-- start Given records --
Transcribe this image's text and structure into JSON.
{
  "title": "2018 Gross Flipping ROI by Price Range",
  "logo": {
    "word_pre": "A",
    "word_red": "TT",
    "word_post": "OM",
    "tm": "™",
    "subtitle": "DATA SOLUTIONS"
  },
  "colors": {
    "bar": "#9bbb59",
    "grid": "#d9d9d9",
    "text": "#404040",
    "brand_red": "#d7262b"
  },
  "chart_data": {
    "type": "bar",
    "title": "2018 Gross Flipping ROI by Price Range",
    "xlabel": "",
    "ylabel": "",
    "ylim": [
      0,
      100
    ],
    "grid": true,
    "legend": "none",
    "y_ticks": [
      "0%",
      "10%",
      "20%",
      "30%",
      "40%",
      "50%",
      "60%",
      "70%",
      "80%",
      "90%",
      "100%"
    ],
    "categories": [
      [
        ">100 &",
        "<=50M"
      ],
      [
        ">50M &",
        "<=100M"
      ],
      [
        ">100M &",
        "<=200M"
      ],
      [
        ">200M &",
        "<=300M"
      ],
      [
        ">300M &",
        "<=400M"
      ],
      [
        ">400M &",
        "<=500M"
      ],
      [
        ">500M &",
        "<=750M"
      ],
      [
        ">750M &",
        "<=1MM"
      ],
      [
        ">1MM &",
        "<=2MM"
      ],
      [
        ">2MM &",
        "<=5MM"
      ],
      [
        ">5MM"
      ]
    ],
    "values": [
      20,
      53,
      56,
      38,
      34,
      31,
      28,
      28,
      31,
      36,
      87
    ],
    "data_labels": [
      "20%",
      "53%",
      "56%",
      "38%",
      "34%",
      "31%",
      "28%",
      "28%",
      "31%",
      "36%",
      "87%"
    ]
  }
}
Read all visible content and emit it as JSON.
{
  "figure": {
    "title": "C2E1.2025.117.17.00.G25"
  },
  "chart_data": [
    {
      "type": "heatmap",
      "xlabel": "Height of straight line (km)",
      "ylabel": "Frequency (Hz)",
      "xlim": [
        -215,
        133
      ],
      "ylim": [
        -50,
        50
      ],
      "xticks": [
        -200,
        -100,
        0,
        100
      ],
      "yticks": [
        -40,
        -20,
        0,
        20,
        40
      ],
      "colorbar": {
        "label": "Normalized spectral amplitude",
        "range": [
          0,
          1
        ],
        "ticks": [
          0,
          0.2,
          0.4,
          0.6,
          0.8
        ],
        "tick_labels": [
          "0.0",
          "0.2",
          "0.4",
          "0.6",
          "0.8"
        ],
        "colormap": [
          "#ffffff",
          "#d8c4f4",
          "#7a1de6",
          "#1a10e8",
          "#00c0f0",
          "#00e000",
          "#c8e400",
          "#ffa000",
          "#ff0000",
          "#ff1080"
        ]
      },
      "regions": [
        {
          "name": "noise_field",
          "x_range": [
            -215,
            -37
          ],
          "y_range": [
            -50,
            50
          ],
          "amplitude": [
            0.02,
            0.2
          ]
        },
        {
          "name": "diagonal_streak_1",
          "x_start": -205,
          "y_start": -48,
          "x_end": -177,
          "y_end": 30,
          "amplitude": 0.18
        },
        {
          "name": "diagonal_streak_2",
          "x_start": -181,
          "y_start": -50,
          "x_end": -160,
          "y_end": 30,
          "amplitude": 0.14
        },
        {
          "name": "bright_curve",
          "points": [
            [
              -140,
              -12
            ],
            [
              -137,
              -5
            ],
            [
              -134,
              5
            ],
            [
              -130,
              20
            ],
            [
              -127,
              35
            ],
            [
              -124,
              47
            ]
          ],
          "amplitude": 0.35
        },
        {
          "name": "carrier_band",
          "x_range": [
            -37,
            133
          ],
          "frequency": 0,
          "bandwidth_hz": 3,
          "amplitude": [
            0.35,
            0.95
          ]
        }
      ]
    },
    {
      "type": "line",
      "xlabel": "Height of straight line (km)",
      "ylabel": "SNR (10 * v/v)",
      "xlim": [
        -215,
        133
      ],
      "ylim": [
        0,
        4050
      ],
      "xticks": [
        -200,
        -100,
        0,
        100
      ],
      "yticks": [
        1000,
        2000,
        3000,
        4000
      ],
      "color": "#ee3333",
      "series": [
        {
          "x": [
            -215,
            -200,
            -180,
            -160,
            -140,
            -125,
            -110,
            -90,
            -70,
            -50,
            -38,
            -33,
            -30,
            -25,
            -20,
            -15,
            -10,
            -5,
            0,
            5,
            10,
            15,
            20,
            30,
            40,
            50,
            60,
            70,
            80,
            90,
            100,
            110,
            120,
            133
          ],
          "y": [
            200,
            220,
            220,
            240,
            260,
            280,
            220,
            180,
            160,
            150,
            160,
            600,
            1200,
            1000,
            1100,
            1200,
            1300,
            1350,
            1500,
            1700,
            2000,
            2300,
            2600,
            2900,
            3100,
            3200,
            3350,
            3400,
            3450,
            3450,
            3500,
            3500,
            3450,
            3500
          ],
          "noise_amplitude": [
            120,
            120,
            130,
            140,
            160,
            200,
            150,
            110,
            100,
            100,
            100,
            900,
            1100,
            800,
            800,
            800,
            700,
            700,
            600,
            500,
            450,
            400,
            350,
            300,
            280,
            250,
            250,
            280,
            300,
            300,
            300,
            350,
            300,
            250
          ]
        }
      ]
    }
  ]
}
-- end Given records --
Written exercise => Copy all data exactly, start to finish.

Exercise solution =>
Transcribe this image's text and structure into JSON.
{
  "title": "2018 Gross Flipping ROI by Price Range",
  "logo": {
    "word_pre": "A",
    "word_red": "TT",
    "word_post": "OM",
    "tm": "™",
    "subtitle": "DATA SOLUTIONS"
  },
  "colors": {
    "bar": "#9bbb59",
    "grid": "#d9d9d9",
    "text": "#404040",
    "brand_red": "#d7262b"
  },
  "chart_data": {
    "type": "bar",
    "title": "2018 Gross Flipping ROI by Price Range",
    "xlabel": "",
    "ylabel": "",
    "ylim": [
      0,
      100
    ],
    "grid": true,
    "legend": "none",
    "y_ticks": [
      "0%",
      "10%",
      "20%",
      "30%",
      "40%",
      "50%",
      "60%",
      "70%",
      "80%",
      "90%",
      "100%"
    ],
    "categories": [
      [
        ">100 &",
        "<=50M"
      ],
      [
        ">50M &",
        "<=100M"
      ],
      [
        ">100M &",
        "<=200M"
      ],
      [
        ">200M &",
        "<=300M"
      ],
      [
        ">300M &",
        "<=400M"
      ],
      [
        ">400M &",
        "<=500M"
      ],
      [
        ">500M &",
        "<=750M"
      ],
      [
        ">750M &",
        "<=1MM"
      ],
      [
        ">1MM &",
        "<=2MM"
      ],
      [
        ">2MM &",
        "<=5MM"
      ],
      [
        ">5MM"
      ]
    ],
    "values": [
      20,
      53,
      56,
      38,
      34,
      31,
      28,
      28,
      31,
      36,
      87
    ],
    "data_labels": [
      "20%",
      "53%",
      "56%",
      "38%",
      "34%",
      "31%",
      "28%",
      "28%",
      "31%",
      "36%",
      "87%"
    ]
  }
}
Read all visible content and emit it as JSON.
{
  "figure": {
    "title": "C2E1.2025.117.17.00.G25"
  },
  "chart_data": [
    {
      "type": "heatmap",
      "xlabel": "Height of straight line (km)",
      "ylabel": "Frequency (Hz)",
      "xlim": [
        -215,
        133
      ],
      "ylim": [
        -50,
        50
      ],
      "xticks": [
        -200,
        -100,
        0,
        100
      ],
      "yticks": [
        -40,
        -20,
        0,
        20,
        40
      ],
      "colorbar": {
        "label": "Normalized spectral amplitude",
        "range": [
          0,
          1
        ],
        "ticks": [
          0,
          0.2,
          0.4,
          0.6,
          0.8
        ],
        "tick_labels": [
          "0.0",
          "0.2",
          "0.4",
          "0.6",
          "0.8"
        ],
        "colormap": [
          "#ffffff",
          "#d8c4f4",
          "#7a1de6",
          "#1a10e8",
          "#00c0f0",
          "#00e000",
          "#c8e400",
          "#ffa000",
          "#ff0000",
          "#ff1080"
        ]
      },
      "regions": [
        {
          "name": "noise_field",
          "x_range": [
            -215,
            -37
          ],
          "y_range": [
            -50,
            50
          ],
          "amplitude": [
            0.02,
            0.2
          ]
        },
        {
          "name": "diagonal_streak_1",
          "x_start": -205,
          "y_start": -48,
          "x_end": -177,
          "y_end": 30,
          "amplitude": 0.18
        },
        {
          "name": "diagonal_streak_2",
          "x_start": -181,
          "y_start": -50,
          "x_end": -160,
          "y_end": 30,
          "amplitude": 0.14
        },
        {
          "name": "bright_curve",
          "points": [
            [
              -140,
              -12
            ],
            [
              -137,
              -5
            ],
            [
              -134,
              5
            ],
            [
              -130,
              20
            ],
            [
              -127,
              35
            ],
            [
              -124,
              47
            ]
          ],
          "amplitude": 0.35
        },
        {
          "name": "carrier_band",
          "x_range": [
            -37,
            133
          ],
          "frequency": 0,
          "bandwidth_hz": 3,
          "amplitude": [
            0.35,
            0.95
          ]
        }
      ]
    },
    {
      "type": "line",
      "xlabel": "Height of straight line (km)",
      "ylabel": "SNR (10 * v/v)",
      "xlim": [
        -215,
        133
      ],
      "ylim": [
        0,
        4050
      ],
      "xticks": [
        -200,
        -100,
        0,
        100
      ],
      "yticks": [
        1000,
        2000,
        3000,
        4000
      ],
      "color": "#ee3333",
      "series": [
        {
          "x": [
            -215,
            -200,
            -180,
            -160,
            -140,
            -125,
            -110,
            -90,
            -70,
            -50,
            -38,
            -33,
            -30,
            -25,
            -20,
            -15,
            -10,
            -5,
            0,
            5,
            10,
            15,
            20,
            30,
            40,
            50,
            60,
            70,
            80,
            90,
            100,
            110,
            120,
            133
          ],
          "y": [
            200,
            220,
            220,
            240,
            260,
            280,
            220,
            180,
            160,
            150,
            160,
            600,
            1200,
            1000,
            1100,
            1200,
            1300,
            1350,
            1500,
            1700,
            2000,
            2300,
            2600,
            2900,
            3100,
            3200,
            3350,
            3400,
            3450,
            3450,
            3500,
            3500,
            3450,
            3500
          ],
          "noise_amplitude": [
            120,
            120,
            130,
            140,
            160,
            200,
            150,
            110,
            100,
            100,
            100,
            900,
            1100,
            800,
            800,
            800,
            700,
            700,
            600,
            500,
            450,
            400,
            350,
            300,
            280,
            250,
            250,
            280,
            300,
            300,
            300,
            350,
            300,
            250
          ]
        }
      ]
    }
  ]
}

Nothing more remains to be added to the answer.